[BEGIN Data for the task]

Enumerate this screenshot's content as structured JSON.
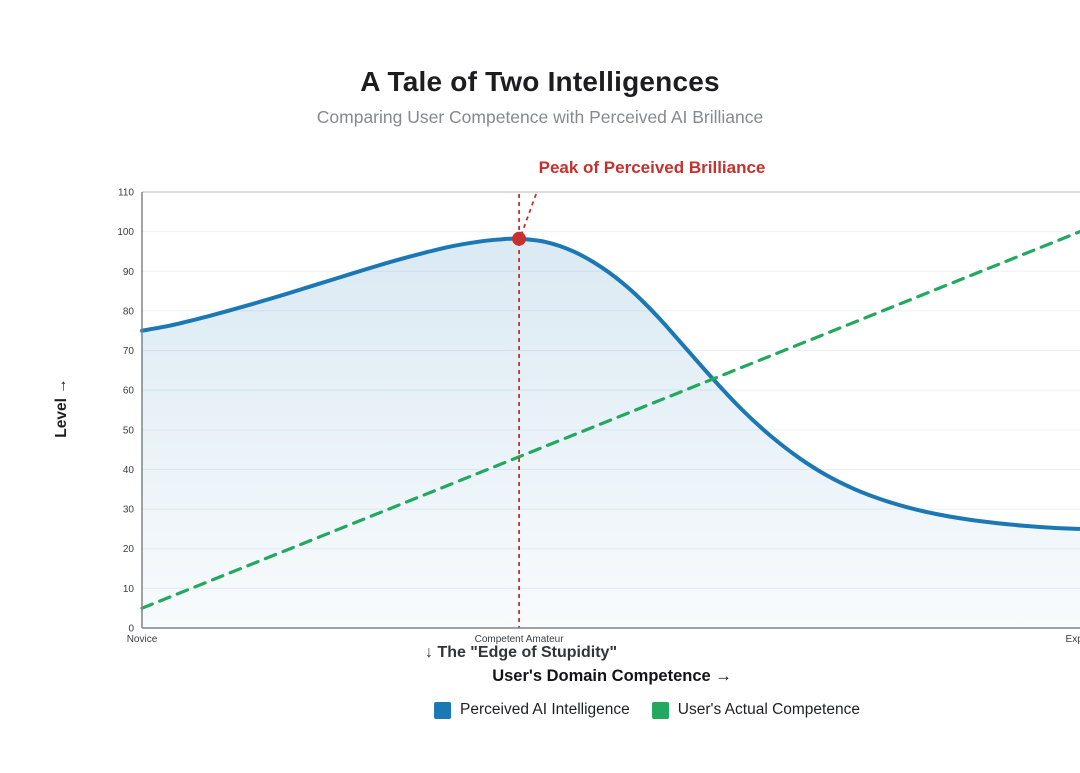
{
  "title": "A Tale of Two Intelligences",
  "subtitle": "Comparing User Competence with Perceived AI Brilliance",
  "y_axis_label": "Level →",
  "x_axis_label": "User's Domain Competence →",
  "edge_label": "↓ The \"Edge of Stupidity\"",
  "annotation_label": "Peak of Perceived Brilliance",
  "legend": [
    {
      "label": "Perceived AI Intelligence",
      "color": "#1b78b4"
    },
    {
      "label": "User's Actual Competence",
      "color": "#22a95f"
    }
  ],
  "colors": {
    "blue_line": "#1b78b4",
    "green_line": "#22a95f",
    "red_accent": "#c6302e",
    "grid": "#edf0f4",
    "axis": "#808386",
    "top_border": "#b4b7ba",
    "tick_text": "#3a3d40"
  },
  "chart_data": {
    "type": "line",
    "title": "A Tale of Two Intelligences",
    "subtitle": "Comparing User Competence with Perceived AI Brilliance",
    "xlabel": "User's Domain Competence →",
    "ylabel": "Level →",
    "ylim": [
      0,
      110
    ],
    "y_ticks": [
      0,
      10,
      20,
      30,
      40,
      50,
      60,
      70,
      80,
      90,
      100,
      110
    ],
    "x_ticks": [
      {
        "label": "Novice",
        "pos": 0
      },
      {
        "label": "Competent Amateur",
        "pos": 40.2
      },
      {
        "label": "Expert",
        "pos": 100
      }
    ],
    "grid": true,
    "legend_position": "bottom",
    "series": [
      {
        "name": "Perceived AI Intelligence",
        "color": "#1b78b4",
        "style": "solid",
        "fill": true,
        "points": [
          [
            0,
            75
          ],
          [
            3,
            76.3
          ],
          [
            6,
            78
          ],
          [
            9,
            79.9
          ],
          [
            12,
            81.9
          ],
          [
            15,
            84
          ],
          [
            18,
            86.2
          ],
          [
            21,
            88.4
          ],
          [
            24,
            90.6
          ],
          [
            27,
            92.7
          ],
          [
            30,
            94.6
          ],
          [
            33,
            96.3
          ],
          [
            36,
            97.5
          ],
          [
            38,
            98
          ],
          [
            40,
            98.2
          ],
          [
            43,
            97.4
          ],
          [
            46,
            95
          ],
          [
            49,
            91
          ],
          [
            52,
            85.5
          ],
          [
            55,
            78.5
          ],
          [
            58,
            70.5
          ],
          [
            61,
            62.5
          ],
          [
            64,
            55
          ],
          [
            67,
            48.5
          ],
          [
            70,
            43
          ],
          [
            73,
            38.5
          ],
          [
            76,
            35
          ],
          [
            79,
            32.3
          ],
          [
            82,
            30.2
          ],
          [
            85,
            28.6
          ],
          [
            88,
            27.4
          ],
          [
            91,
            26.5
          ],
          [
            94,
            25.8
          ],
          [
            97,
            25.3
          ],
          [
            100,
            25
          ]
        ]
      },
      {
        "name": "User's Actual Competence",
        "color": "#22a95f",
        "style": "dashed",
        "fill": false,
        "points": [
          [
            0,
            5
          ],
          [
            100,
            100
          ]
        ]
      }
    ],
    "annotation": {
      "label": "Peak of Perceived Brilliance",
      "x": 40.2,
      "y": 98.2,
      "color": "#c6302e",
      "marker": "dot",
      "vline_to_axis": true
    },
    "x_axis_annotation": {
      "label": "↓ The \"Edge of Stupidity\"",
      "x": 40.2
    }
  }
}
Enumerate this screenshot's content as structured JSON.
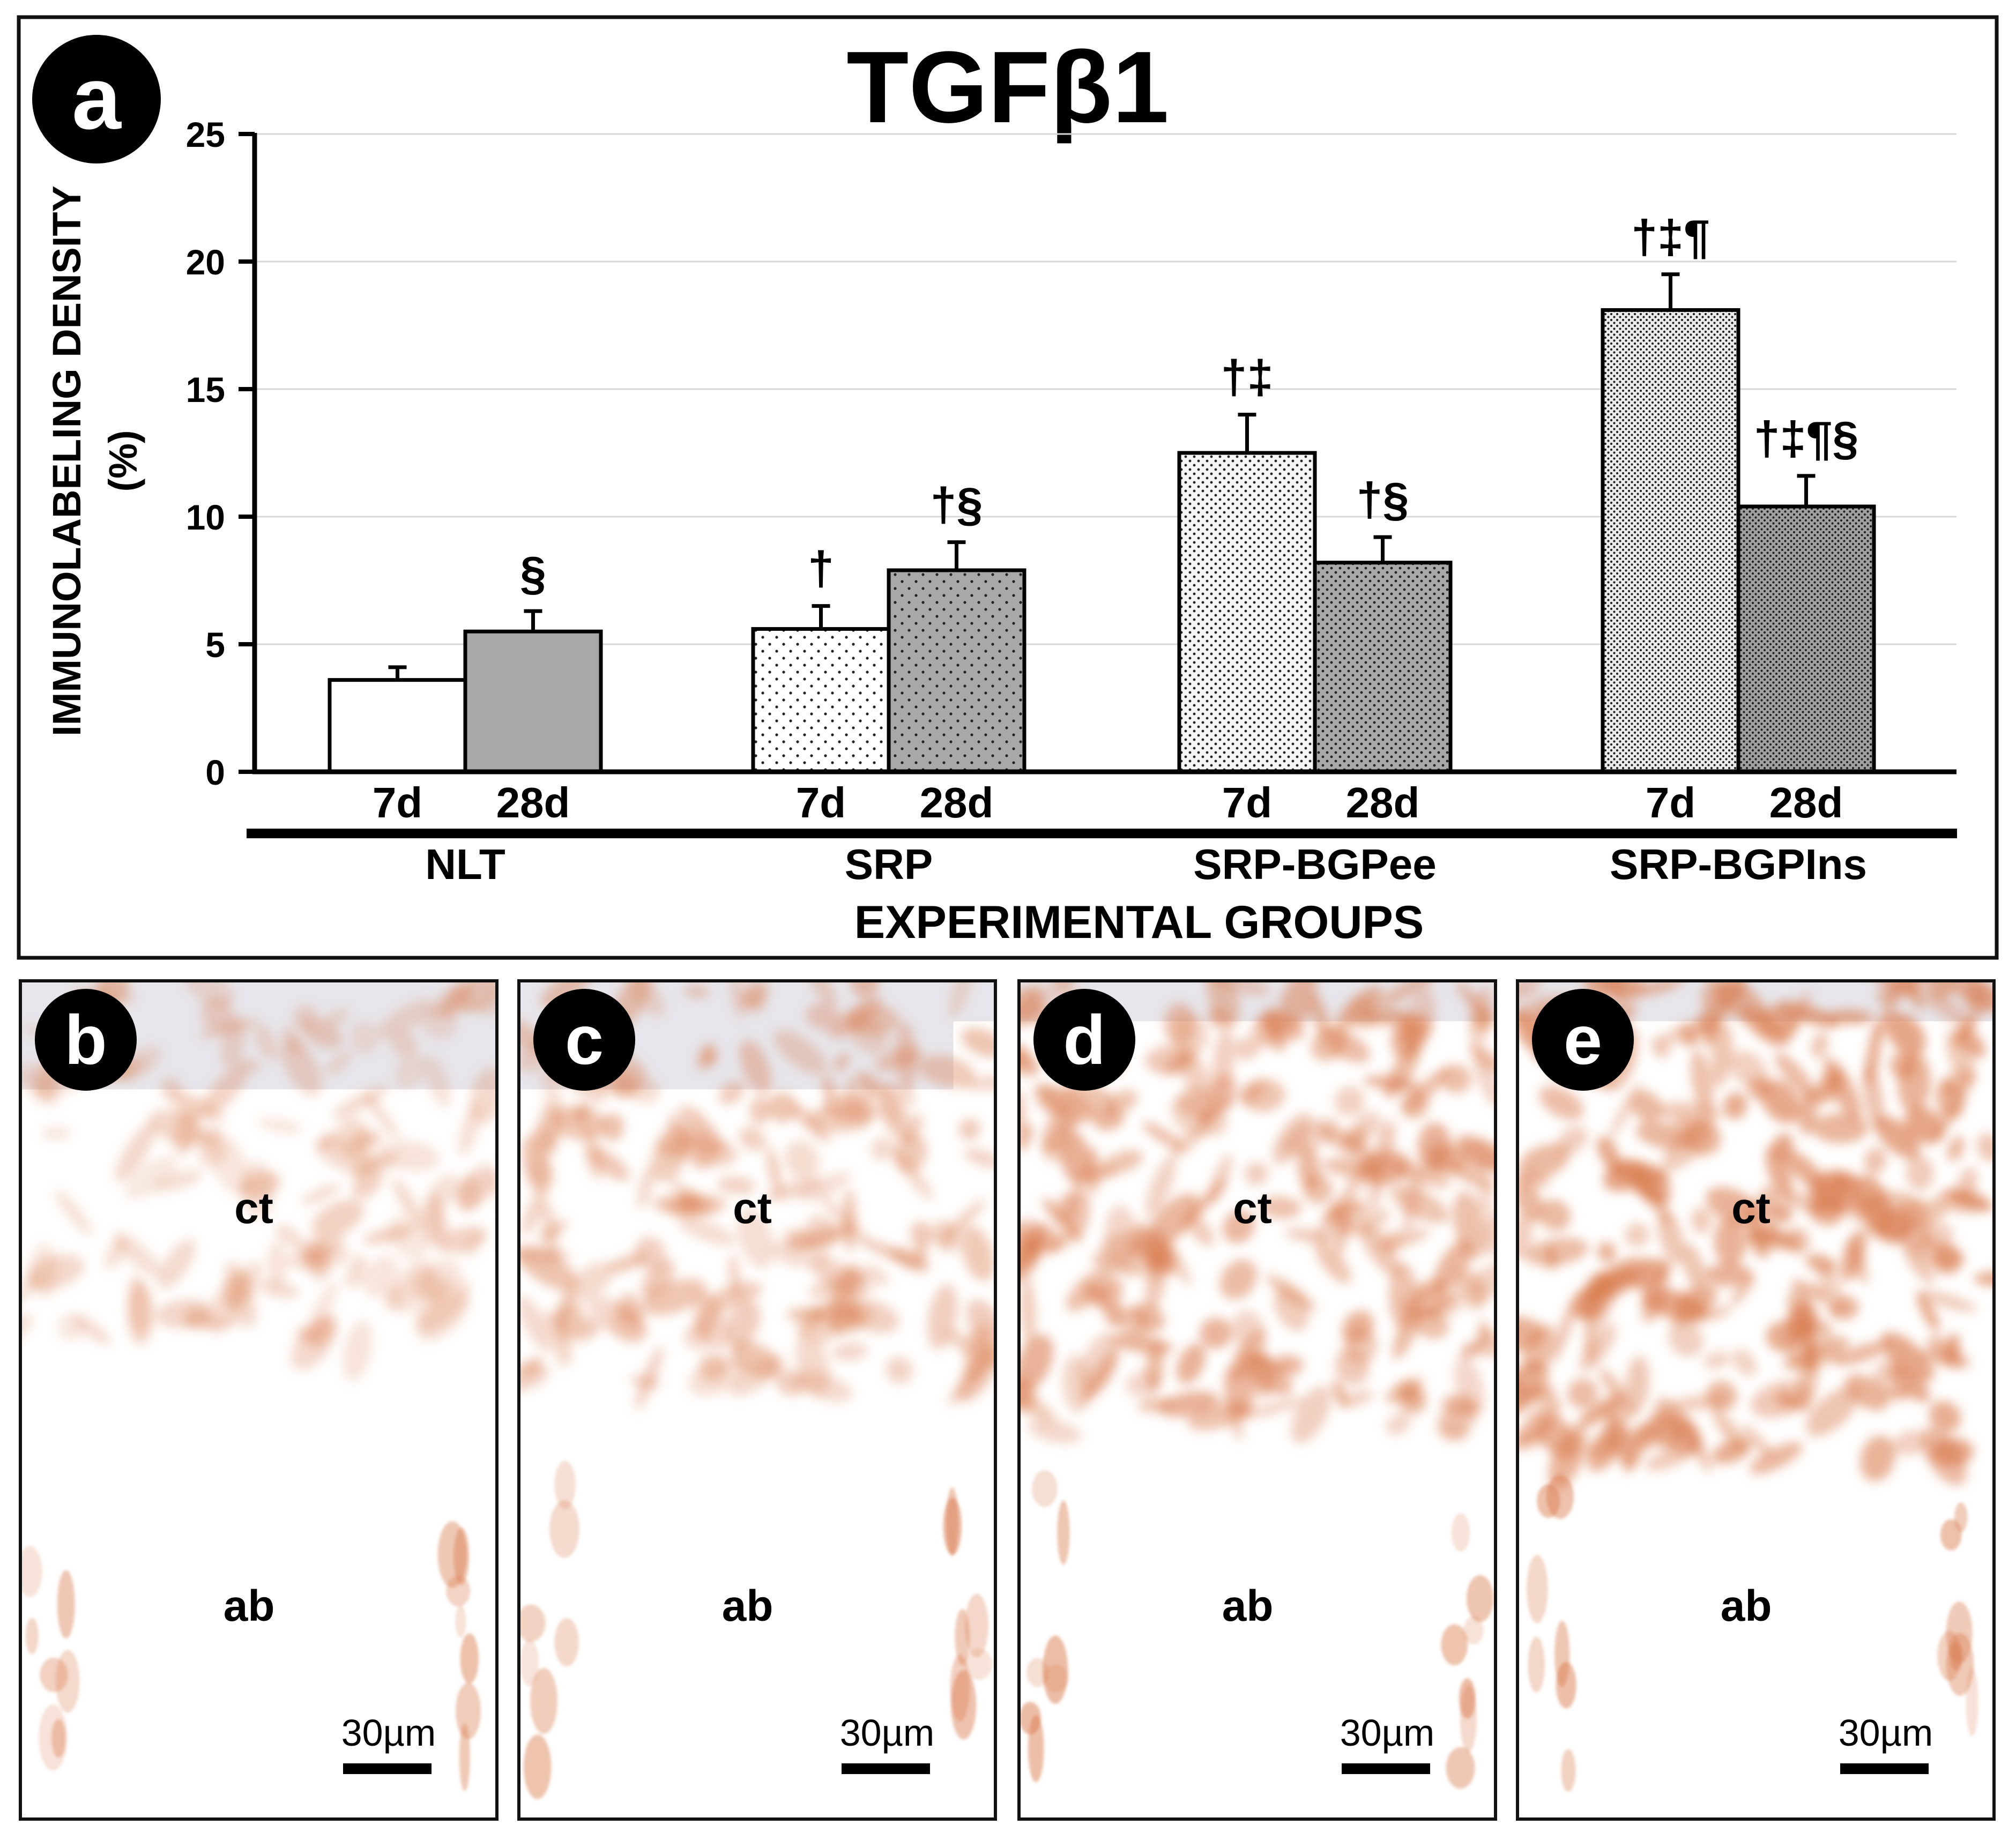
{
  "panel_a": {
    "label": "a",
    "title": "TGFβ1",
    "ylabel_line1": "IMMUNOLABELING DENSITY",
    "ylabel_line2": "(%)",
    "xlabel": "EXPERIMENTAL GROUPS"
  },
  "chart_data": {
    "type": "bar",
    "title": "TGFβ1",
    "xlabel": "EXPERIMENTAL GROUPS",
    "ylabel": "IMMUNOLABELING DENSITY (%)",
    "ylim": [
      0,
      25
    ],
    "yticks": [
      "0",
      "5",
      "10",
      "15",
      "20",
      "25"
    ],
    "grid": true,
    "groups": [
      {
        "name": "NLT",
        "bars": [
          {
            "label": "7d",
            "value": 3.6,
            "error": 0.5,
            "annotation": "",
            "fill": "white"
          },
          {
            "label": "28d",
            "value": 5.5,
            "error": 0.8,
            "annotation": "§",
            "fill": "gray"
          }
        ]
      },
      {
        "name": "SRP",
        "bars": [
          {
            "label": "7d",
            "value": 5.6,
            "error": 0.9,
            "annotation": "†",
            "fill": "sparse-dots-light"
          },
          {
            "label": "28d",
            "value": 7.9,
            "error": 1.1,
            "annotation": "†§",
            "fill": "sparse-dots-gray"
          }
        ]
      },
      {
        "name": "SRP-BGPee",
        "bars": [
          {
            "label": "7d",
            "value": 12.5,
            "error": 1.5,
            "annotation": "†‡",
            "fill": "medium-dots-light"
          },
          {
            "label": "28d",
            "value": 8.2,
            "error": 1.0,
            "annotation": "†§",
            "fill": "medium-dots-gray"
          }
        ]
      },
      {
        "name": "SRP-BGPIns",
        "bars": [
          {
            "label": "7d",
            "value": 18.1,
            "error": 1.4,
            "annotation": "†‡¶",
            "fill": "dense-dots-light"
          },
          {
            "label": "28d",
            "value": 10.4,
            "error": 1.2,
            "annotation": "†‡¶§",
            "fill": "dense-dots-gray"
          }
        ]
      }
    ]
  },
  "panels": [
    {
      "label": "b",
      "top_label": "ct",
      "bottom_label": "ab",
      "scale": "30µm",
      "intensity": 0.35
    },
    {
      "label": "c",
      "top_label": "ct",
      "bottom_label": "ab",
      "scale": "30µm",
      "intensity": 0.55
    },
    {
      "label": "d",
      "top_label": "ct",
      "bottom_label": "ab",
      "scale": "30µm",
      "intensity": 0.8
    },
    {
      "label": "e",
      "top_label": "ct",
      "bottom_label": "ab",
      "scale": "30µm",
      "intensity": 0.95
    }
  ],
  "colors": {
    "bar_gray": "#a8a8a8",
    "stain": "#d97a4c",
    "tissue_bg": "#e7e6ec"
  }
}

[END Data for the task]

- **Exercise**:
Give the number of lines in the data that contain "Edge", with no other words.

- **Answer**:
2